▶ _DATA SUPPLIED_:
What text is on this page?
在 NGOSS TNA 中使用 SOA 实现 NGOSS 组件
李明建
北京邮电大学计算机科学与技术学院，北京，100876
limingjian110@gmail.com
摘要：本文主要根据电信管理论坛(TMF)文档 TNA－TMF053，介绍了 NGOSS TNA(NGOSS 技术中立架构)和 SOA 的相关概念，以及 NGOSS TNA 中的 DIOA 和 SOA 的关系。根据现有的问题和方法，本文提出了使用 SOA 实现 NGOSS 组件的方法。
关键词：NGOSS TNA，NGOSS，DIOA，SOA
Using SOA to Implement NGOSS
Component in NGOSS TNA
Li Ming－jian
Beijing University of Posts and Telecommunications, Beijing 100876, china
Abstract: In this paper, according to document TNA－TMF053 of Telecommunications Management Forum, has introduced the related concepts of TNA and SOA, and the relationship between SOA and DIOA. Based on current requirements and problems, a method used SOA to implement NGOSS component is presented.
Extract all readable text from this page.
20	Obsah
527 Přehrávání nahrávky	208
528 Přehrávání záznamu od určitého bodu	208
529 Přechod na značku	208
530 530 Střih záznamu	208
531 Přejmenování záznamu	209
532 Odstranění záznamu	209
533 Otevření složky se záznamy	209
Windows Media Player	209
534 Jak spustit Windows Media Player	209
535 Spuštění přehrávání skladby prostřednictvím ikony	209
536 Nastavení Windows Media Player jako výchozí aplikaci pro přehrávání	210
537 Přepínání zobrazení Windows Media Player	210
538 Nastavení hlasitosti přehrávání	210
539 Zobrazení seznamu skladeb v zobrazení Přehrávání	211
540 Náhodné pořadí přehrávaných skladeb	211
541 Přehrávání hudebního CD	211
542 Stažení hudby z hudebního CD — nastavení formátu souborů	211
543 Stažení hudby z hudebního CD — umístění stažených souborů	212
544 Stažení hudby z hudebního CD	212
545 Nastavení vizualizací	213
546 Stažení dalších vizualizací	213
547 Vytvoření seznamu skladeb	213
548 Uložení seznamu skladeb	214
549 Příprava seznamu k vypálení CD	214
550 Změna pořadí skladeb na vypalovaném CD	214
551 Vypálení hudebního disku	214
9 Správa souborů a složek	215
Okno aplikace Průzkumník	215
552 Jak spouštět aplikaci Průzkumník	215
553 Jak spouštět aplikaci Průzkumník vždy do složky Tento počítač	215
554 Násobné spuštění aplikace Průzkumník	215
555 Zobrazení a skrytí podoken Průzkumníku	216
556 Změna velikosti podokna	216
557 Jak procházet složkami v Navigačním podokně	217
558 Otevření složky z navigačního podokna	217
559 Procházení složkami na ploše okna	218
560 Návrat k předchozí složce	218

▶ _WHAT TO WORK ON_:
Find all lines holding the string "aplikaci" and copy them.

▶ _TASK ANSWER_:
536 Nastavení Windows Media Player jako výchozí aplikaci pro přehrávání	210
552 Jak spouštět aplikaci Průzkumník	215
553 Jak spouštět aplikaci Průzkumník vždy do složky Tento počítač	215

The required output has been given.